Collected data
[START]

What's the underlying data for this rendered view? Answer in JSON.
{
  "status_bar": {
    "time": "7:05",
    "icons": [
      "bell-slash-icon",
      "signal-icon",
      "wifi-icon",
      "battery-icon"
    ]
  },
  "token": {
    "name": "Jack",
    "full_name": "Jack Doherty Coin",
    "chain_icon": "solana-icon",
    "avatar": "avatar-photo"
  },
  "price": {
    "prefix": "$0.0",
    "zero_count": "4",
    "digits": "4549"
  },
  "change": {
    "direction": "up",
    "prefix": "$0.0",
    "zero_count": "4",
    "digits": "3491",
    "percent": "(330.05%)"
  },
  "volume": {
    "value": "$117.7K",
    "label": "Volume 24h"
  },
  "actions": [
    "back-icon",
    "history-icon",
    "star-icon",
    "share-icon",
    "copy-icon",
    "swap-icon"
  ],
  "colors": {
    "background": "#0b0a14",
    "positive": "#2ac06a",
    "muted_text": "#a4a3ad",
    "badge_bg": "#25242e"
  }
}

[END]

— EXERCISE —
Emit the records above again, exactly, with no line skipped.

— THE REPLY —
What's the underlying data for this rendered view? Answer in JSON.
{
  "status_bar": {
    "time": "7:05",
    "icons": [
      "bell-slash-icon",
      "signal-icon",
      "wifi-icon",
      "battery-icon"
    ]
  },
  "token": {
    "name": "Jack",
    "full_name": "Jack Doherty Coin",
    "chain_icon": "solana-icon",
    "avatar": "avatar-photo"
  },
  "price": {
    "prefix": "$0.0",
    "zero_count": "4",
    "digits": "4549"
  },
  "change": {
    "direction": "up",
    "prefix": "$0.0",
    "zero_count": "4",
    "digits": "3491",
    "percent": "(330.05%)"
  },
  "volume": {
    "value": "$117.7K",
    "label": "Volume 24h"
  },
  "actions": [
    "back-icon",
    "history-icon",
    "star-icon",
    "share-icon",
    "copy-icon",
    "swap-icon"
  ],
  "colors": {
    "background": "#0b0a14",
    "positive": "#2ac06a",
    "muted_text": "#a4a3ad",
    "badge_bg": "#25242e"
  }
}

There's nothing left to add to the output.